## Exercise prompt
Reproduce the Foreboding passage word for word, from "We left the" to "happening. . . what?".

## Page text
»»

Foreboding

Considering the severe hardships missionaries have encountered through the centuries, our valley of 1984 could seem trite by comparison. For us it was raw pain.

What just happened?

The question had us reeling as my wife and I made our way back from Dallas to our temporary residence in East Texas – Carthage, where our family was part way through our stateside furlough.

Ann and I had served in East Africa 12 years up to this point. We had just been broadsided by news that we may be ‘disinvited’ to return to our post. The past six years had been among the richest of our lives to date. Amy, our cheery third-born, had been added to our family a year ago. Her siblings, Julie and Scott, were content as ever – growing friendships, learning, thriving. The Extension Training I had brought to the region and was overseeing had expanded and, by every account, was cherished by those it served.

“You need to fly to Nairobi, Jerry. I think it’s necessary for you to clear the air with what’s going on with you and the Kenyan leadership.”

The senior-most American leader in the Africa work, sitting opposite us now, offered his opinion in a near mater-of-fact voice.  Yet, his manner conveyed an ominous urgency. “You need to meet with the Council face-to-face to get this resolved.”

We left the Dallas restaurant having barely touched our salads, both of us bewildered. After a few silent miles, Ann spoke. “What was that about. . . Get what resolved, Jerry?”  Ann’s words echoed my own upside-down ponderings. What is happening. . . what?

««

## Entries
»»

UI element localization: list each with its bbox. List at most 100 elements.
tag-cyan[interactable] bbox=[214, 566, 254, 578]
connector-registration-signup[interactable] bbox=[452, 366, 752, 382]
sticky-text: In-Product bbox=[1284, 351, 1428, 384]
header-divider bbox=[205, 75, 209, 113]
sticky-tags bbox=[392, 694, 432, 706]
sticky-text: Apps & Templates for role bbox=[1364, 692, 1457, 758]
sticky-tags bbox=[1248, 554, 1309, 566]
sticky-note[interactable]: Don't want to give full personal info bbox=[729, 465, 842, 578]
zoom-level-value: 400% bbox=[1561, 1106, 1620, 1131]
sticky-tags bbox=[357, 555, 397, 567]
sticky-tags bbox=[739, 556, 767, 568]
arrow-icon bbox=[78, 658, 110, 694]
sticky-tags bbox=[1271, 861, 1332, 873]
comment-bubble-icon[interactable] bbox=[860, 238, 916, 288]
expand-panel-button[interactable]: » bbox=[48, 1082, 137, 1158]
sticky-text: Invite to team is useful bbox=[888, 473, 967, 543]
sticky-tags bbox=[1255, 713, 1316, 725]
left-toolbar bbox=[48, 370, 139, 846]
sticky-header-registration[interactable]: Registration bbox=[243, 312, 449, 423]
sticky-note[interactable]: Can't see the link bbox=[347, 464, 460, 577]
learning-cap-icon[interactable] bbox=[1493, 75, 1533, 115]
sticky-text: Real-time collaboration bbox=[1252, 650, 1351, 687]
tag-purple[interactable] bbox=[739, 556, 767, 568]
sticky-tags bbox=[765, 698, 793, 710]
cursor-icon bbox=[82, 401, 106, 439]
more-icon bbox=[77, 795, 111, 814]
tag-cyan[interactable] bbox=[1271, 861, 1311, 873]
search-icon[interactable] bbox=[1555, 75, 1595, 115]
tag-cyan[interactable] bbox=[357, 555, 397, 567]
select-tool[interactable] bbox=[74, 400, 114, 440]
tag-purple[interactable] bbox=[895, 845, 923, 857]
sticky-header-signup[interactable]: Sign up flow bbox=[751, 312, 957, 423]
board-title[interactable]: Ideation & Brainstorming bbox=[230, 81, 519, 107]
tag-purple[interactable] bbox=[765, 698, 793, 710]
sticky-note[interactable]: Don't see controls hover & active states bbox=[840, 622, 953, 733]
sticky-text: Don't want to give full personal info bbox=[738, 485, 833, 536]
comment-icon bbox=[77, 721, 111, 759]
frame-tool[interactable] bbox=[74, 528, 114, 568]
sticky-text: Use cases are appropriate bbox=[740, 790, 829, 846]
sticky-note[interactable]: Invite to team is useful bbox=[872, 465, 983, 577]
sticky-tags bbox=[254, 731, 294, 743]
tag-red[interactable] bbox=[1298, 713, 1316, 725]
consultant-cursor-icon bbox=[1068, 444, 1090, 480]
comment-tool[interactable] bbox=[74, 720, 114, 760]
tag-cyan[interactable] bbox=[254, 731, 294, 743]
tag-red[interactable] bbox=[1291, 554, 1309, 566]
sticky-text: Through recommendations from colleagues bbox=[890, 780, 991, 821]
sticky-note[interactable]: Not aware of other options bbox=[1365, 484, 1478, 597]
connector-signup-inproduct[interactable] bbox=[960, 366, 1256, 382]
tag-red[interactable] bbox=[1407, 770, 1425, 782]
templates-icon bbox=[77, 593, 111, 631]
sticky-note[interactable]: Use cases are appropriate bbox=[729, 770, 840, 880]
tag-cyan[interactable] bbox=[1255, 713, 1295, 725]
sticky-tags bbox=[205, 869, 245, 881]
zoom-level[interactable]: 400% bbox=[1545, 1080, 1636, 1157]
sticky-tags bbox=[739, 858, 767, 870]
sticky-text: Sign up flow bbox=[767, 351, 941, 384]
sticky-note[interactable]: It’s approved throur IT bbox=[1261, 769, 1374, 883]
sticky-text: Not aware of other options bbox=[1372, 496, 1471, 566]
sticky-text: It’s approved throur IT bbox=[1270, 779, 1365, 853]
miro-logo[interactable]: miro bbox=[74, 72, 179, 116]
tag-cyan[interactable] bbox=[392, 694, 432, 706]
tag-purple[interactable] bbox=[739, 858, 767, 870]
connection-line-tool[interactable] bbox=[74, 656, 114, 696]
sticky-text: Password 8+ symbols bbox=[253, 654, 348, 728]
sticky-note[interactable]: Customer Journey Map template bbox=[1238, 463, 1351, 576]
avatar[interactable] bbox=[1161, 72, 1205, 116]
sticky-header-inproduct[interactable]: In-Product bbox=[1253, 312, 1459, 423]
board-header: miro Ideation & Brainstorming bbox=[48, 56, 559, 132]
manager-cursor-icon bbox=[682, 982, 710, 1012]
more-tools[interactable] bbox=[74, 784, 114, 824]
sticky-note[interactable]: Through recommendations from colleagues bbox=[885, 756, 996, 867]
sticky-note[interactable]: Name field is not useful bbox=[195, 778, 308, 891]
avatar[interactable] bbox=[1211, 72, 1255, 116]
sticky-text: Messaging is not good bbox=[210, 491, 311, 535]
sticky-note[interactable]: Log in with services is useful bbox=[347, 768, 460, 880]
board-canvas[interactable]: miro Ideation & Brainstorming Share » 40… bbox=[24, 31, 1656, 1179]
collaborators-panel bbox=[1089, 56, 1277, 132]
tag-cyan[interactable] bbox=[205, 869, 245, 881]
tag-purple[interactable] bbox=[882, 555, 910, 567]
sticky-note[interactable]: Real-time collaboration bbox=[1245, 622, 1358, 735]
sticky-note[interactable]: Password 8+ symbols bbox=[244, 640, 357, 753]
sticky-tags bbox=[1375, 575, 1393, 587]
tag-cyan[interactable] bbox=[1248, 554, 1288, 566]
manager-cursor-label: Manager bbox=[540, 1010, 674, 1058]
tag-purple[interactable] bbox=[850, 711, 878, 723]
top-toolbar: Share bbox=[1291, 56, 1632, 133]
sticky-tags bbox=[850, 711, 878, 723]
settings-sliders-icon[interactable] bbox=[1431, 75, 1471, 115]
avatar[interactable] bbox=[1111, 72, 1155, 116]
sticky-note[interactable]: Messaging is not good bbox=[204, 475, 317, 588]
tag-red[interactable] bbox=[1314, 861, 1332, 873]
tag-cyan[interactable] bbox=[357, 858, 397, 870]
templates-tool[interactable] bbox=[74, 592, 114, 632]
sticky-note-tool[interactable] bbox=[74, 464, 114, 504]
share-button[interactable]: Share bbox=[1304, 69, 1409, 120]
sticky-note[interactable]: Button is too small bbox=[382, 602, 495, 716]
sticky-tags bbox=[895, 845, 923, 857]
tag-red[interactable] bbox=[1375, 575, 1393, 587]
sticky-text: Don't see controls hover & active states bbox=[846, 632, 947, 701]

««

## Exercise answer
We left the Dallas restaurant having barely touched our salads, both of us bewildered. After a few silent miles, Ann spoke. “What was that about. . . Get what resolved, Jerry?”  Ann’s words echoed my own upside-down ponderings. What is happening. . . what?